#### Given information

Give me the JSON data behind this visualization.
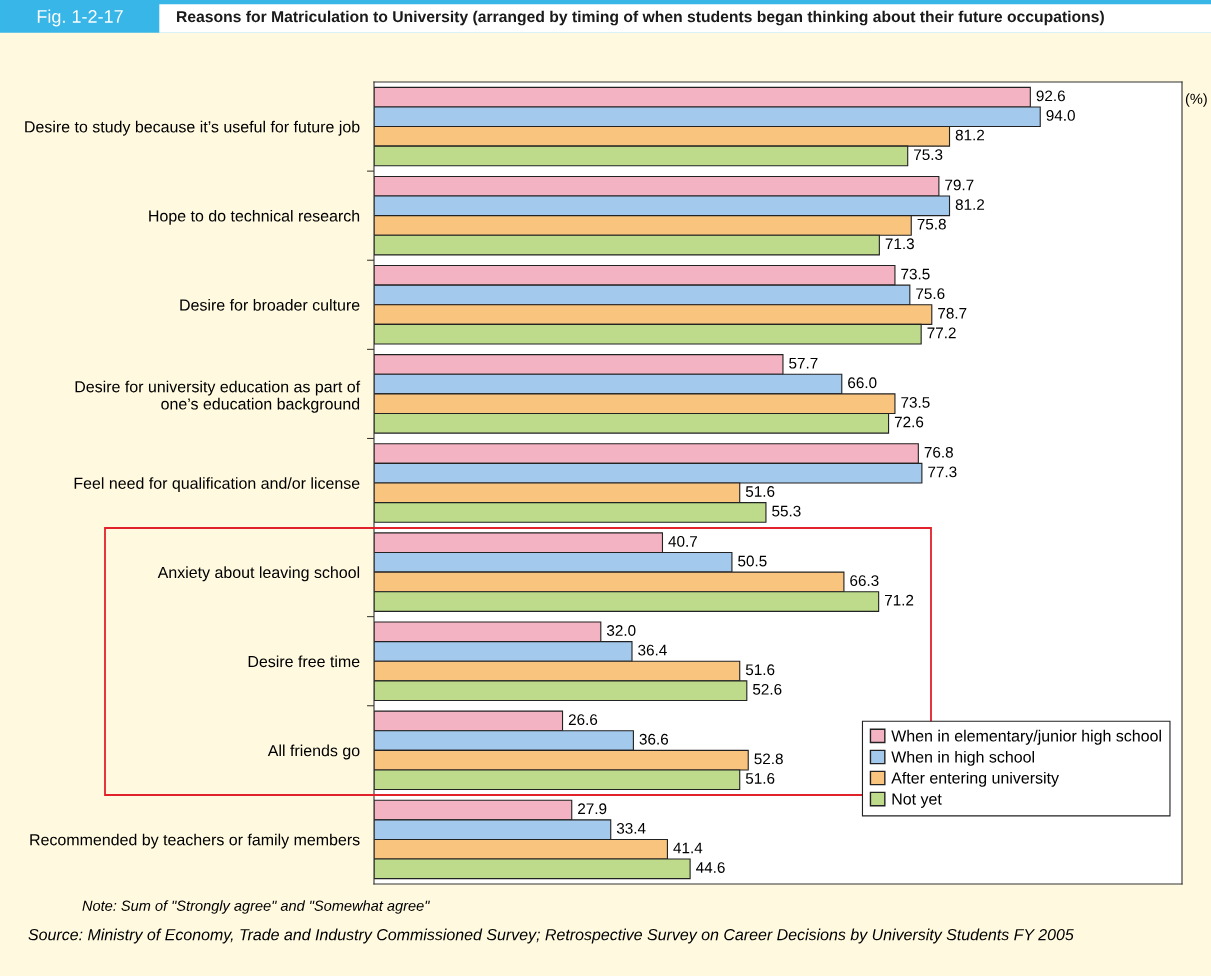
{
  "chart_data": {
    "type": "bar",
    "orientation": "horizontal",
    "subtitle": "Fig. 1-2-17",
    "title": "Reasons for Matriculation to University (arranged by timing of when students began thinking about their future occupations)",
    "categories": [
      "Desire to study because it’s useful for future job",
      "Hope to do technical research",
      "Desire for broader culture",
      "Desire for university education as part of\none’s education background",
      "Feel need for qualification and/or license",
      "Anxiety about leaving school",
      "Desire free time",
      "All friends go",
      "Recommended by teachers or family members"
    ],
    "series": [
      {
        "name": "When in elementary/junior high school",
        "color": "#f4b3c2",
        "values": [
          92.6,
          79.7,
          73.5,
          57.7,
          76.8,
          40.7,
          32.0,
          26.6,
          27.9
        ],
        "value_labels": [
          "92.6",
          "79.7",
          "73.5",
          "57.7",
          "76.8",
          "40.7",
          "32.0",
          "26.6",
          "27.9"
        ]
      },
      {
        "name": "When in high school",
        "color": "#a3c9ec",
        "values": [
          94.0,
          81.2,
          75.6,
          66.0,
          77.3,
          50.5,
          36.4,
          36.6,
          33.4
        ],
        "value_labels": [
          "94.0",
          "81.2",
          "75.6",
          "66.0",
          "77.3",
          "50.5",
          "36.4",
          "36.6",
          "33.4"
        ]
      },
      {
        "name": "After entering university",
        "color": "#f9c47e",
        "values": [
          81.2,
          75.8,
          78.7,
          73.5,
          51.6,
          66.3,
          51.6,
          52.8,
          41.4
        ],
        "value_labels": [
          "81.2",
          "75.8",
          "78.7",
          "73.5",
          "51.6",
          "66.3",
          "51.6",
          "52.8",
          "41.4"
        ]
      },
      {
        "name": "Not yet",
        "color": "#bddb8a",
        "values": [
          75.3,
          71.3,
          77.2,
          72.6,
          55.3,
          71.2,
          52.6,
          51.6,
          44.6
        ],
        "value_labels": [
          "75.3",
          "71.3",
          "77.2",
          "72.6",
          "55.3",
          "71.2",
          "52.6",
          "51.6",
          "44.6"
        ]
      }
    ],
    "xlim": [
      0,
      114
    ],
    "tick_labels": "y",
    "legend": "bottom right",
    "grid": false,
    "annotations": [
      "(%)",
      "Note: Sum of \"Strongly agree\" and \"Somewhat agree\"",
      "Source: Ministry of Economy, Trade and Industry Commissioned Survey; Retrospective Survey on Career Decisions by University Students FY 2005"
    ]
  }
}
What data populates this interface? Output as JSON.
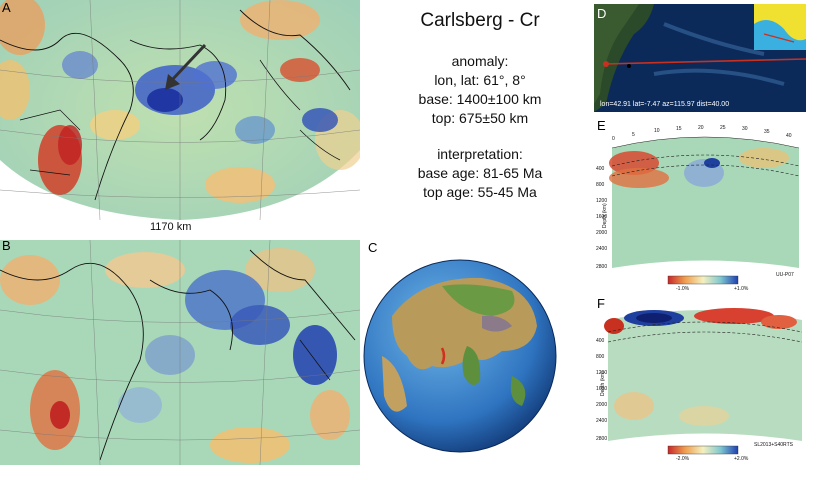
{
  "title": "Carlsberg - Cr",
  "anomaly": {
    "heading": "anomaly:",
    "lonlat": "lon, lat: 61°, 8°",
    "base": "base: 1400±100 km",
    "top": "top: 675±50 km"
  },
  "interpretation": {
    "heading": "interpretation:",
    "base_age": "base age: 81-65 Ma",
    "top_age": "top age: 55-45 Ma"
  },
  "panels": {
    "a": "A",
    "b": "B",
    "c": "C",
    "d": "D",
    "e": "E",
    "f": "F"
  },
  "scale_bar": "1170 km",
  "panel_d": {
    "caption": "lon=42.91 lat=-7.47 az=115.97 dist=40.00"
  },
  "panel_e": {
    "model": "UU-P07",
    "depth_label": "Depth (km)",
    "x_ticks": [
      "0",
      "5",
      "10",
      "15",
      "20",
      "25",
      "30",
      "35",
      "40"
    ],
    "depth_ticks": [
      "400",
      "800",
      "1200",
      "1600",
      "2000",
      "2400",
      "2800"
    ],
    "scale_min": "-1.0%",
    "scale_max": "+1.0%"
  },
  "panel_f": {
    "model": "SL2013+S40RTS",
    "depth_label": "Depth (km)",
    "depth_ticks": [
      "400",
      "800",
      "1200",
      "1600",
      "2000",
      "2400",
      "2800"
    ],
    "scale_min": "-2.0%",
    "scale_max": "+2.0%"
  },
  "colors": {
    "slow": "#c8282a",
    "neutral": "#e8e0a0",
    "fast": "#1e3fb0",
    "ocean_d": "#0b2a5a"
  }
}
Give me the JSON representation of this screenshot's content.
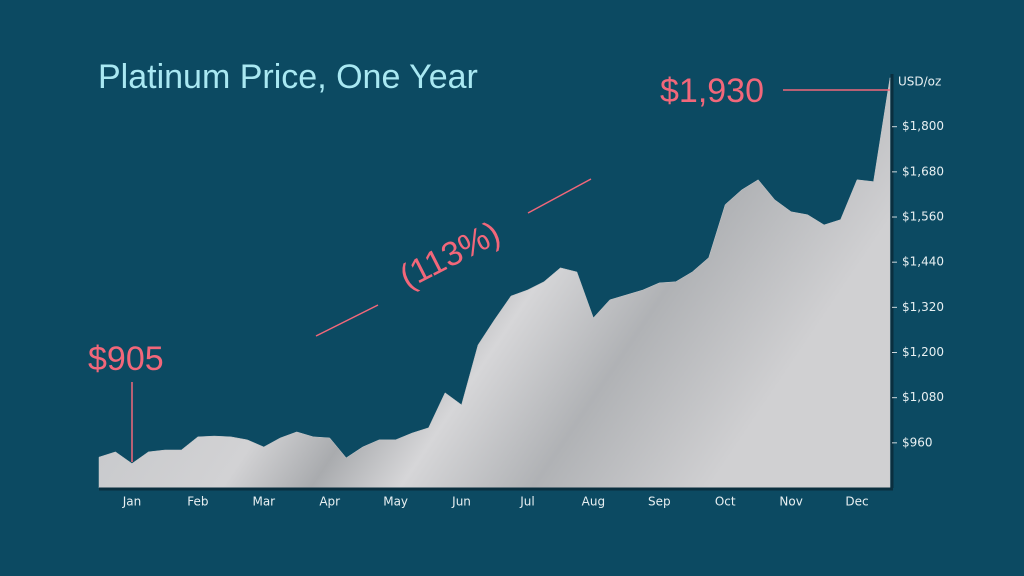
{
  "chart_data": {
    "type": "area",
    "title": "Platinum Price, One Year",
    "y_axis_label": "USD/oz",
    "annotations": [
      "$905",
      "(113%)",
      "$1,930"
    ],
    "color": "#c9c9cb",
    "categories": [
      null,
      null,
      "Jan",
      null,
      null,
      null,
      "Feb",
      null,
      null,
      null,
      "Mar",
      null,
      null,
      null,
      "Apr",
      null,
      null,
      null,
      "May",
      null,
      null,
      null,
      "Jun",
      null,
      null,
      null,
      "Jul",
      null,
      null,
      null,
      "Aug",
      null,
      null,
      null,
      "Sep",
      null,
      null,
      null,
      "Oct",
      null,
      null,
      null,
      "Nov",
      null,
      null,
      null,
      "Dec",
      null,
      null
    ],
    "values": [
      922,
      936,
      905,
      936,
      941,
      941,
      976,
      978,
      976,
      968,
      949,
      973,
      989,
      976,
      973,
      920,
      949,
      968,
      968,
      986,
      1000,
      1093,
      1061,
      1220,
      1287,
      1350,
      1366,
      1388,
      1425,
      1414,
      1292,
      1340,
      1353,
      1366,
      1385,
      1388,
      1414,
      1452,
      1593,
      1632,
      1659,
      1606,
      1574,
      1566,
      1539,
      1553,
      1659,
      1654,
      1930
    ],
    "ylim": [
      840,
      1940
    ],
    "yticks": [
      {
        "value": 960,
        "label": "$960"
      },
      {
        "value": 1080,
        "label": "$1,080"
      },
      {
        "value": 1200,
        "label": "$1,200"
      },
      {
        "value": 1320,
        "label": "$1,320"
      },
      {
        "value": 1440,
        "label": "$1,440"
      },
      {
        "value": 1560,
        "label": "$1,560"
      },
      {
        "value": 1680,
        "label": "$1,680"
      },
      {
        "value": 1800,
        "label": "$1,800"
      }
    ]
  }
}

########

Instruction:
Give the material again exactly as it is, but keep the pictures out.

Exercise response:
Give me the JSON data behind this visualization.
{
  "chart_data": {
    "type": "bar",
    "orientation": "horizontal",
    "subtitle": "Fig. 1-2-17",
    "title": "Reasons for Matriculation to University (arranged by timing of when students began thinking about their future occupations)",
    "categories": [
      "Desire to study because it’s useful for future job",
      "Hope to do technical research",
      "Desire for broader culture",
      "Desire for university education as part of\none’s education background",
      "Feel need for qualification and/or license",
      "Anxiety about leaving school",
      "Desire free time",
      "All friends go",
      "Recommended by teachers or family members"
    ],
    "series": [
      {
        "name": "When in elementary/junior high school",
        "color": "#f4b3c2",
        "values": [
          92.6,
          79.7,
          73.5,
          57.7,
          76.8,
          40.7,
          32.0,
          26.6,
          27.9
        ],
        "value_labels": [
          "92.6",
          "79.7",
          "73.5",
          "57.7",
          "76.8",
          "40.7",
          "32.0",
          "26.6",
          "27.9"
        ]
      },
      {
        "name": "When in high school",
        "color": "#a3c9ec",
        "values": [
          94.0,
          81.2,
          75.6,
          66.0,
          77.3,
          50.5,
          36.4,
          36.6,
          33.4
        ],
        "value_labels": [
          "94.0",
          "81.2",
          "75.6",
          "66.0",
          "77.3",
          "50.5",
          "36.4",
          "36.6",
          "33.4"
        ]
      },
      {
        "name": "After entering university",
        "color": "#f9c47e",
        "values": [
          81.2,
          75.8,
          78.7,
          73.5,
          51.6,
          66.3,
          51.6,
          52.8,
          41.4
        ],
        "value_labels": [
          "81.2",
          "75.8",
          "78.7",
          "73.5",
          "51.6",
          "66.3",
          "51.6",
          "52.8",
          "41.4"
        ]
      },
      {
        "name": "Not yet",
        "color": "#bddb8a",
        "values": [
          75.3,
          71.3,
          77.2,
          72.6,
          55.3,
          71.2,
          52.6,
          51.6,
          44.6
        ],
        "value_labels": [
          "75.3",
          "71.3",
          "77.2",
          "72.6",
          "55.3",
          "71.2",
          "52.6",
          "51.6",
          "44.6"
        ]
      }
    ],
    "xlim": [
      0,
      114
    ],
    "tick_labels": "y",
    "legend": "bottom right",
    "grid": false,
    "annotations": [
      "(%)",
      "Note: Sum of \"Strongly agree\" and \"Somewhat agree\"",
      "Source: Ministry of Economy, Trade and Industry Commissioned Survey; Retrospective Survey on Career Decisions by University Students FY 2005"
    ]
  }
}
What data populates this interface? Output as JSON.
{
  "title": "Carlsberg - Cr",
  "anomaly": {
    "heading": "anomaly:",
    "lonlat": "lon, lat: 61°, 8°",
    "base": "base: 1400±100 km",
    "top": "top: 675±50 km"
  },
  "interpretation": {
    "heading": "interpretation:",
    "base_age": "base age: 81-65 Ma",
    "top_age": "top age: 55-45 Ma"
  },
  "panels": {
    "a": "A",
    "b": "B",
    "c": "C",
    "d": "D",
    "e": "E",
    "f": "F"
  },
  "scale_bar": "1170 km",
  "panel_d": {
    "caption": "lon=42.91 lat=-7.47 az=115.97 dist=40.00"
  },
  "panel_e": {
    "model": "UU-P07",
    "depth_label": "Depth (km)",
    "x_ticks": [
      "0",
      "5",
      "10",
      "15",
      "20",
      "25",
      "30",
      "35",
      "40"
    ],
    "depth_ticks": [
      "400",
      "800",
      "1200",
      "1600",
      "2000",
      "2400",
      "2800"
    ],
    "scale_min": "-1.0%",
    "scale_max": "+1.0%"
  },
  "panel_f": {
    "model": "SL2013+S40RTS",
    "depth_label": "Depth (km)",
    "depth_ticks": [
      "400",
      "800",
      "1200",
      "1600",
      "2000",
      "2400",
      "2800"
    ],
    "scale_min": "-2.0%",
    "scale_max": "+2.0%"
  },
  "colors": {
    "slow": "#c8282a",
    "neutral": "#e8e0a0",
    "fast": "#1e3fb0",
    "ocean_d": "#0b2a5a"
  }
}
Give me the JSON representation of this screenshot's content.
{
  "chart_data": {
    "type": "area",
    "title": "Platinum Price, One Year",
    "y_axis_label": "USD/oz",
    "annotations": [
      "$905",
      "(113%)",
      "$1,930"
    ],
    "color": "#c9c9cb",
    "categories": [
      null,
      null,
      "Jan",
      null,
      null,
      null,
      "Feb",
      null,
      null,
      null,
      "Mar",
      null,
      null,
      null,
      "Apr",
      null,
      null,
      null,
      "May",
      null,
      null,
      null,
      "Jun",
      null,
      null,
      null,
      "Jul",
      null,
      null,
      null,
      "Aug",
      null,
      null,
      null,
      "Sep",
      null,
      null,
      null,
      "Oct",
      null,
      null,
      null,
      "Nov",
      null,
      null,
      null,
      "Dec",
      null,
      null
    ],
    "values": [
      922,
      936,
      905,
      936,
      941,
      941,
      976,
      978,
      976,
      968,
      949,
      973,
      989,
      976,
      973,
      920,
      949,
      968,
      968,
      986,
      1000,
      1093,
      1061,
      1220,
      1287,
      1350,
      1366,
      1388,
      1425,
      1414,
      1292,
      1340,
      1353,
      1366,
      1385,
      1388,
      1414,
      1452,
      1593,
      1632,
      1659,
      1606,
      1574,
      1566,
      1539,
      1553,
      1659,
      1654,
      1930
    ],
    "ylim": [
      840,
      1940
    ],
    "yticks": [
      {
        "value": 960,
        "label": "$960"
      },
      {
        "value": 1080,
        "label": "$1,080"
      },
      {
        "value": 1200,
        "label": "$1,200"
      },
      {
        "value": 1320,
        "label": "$1,320"
      },
      {
        "value": 1440,
        "label": "$1,440"
      },
      {
        "value": 1560,
        "label": "$1,560"
      },
      {
        "value": 1680,
        "label": "$1,680"
      },
      {
        "value": 1800,
        "label": "$1,800"
      }
    ]
  }
}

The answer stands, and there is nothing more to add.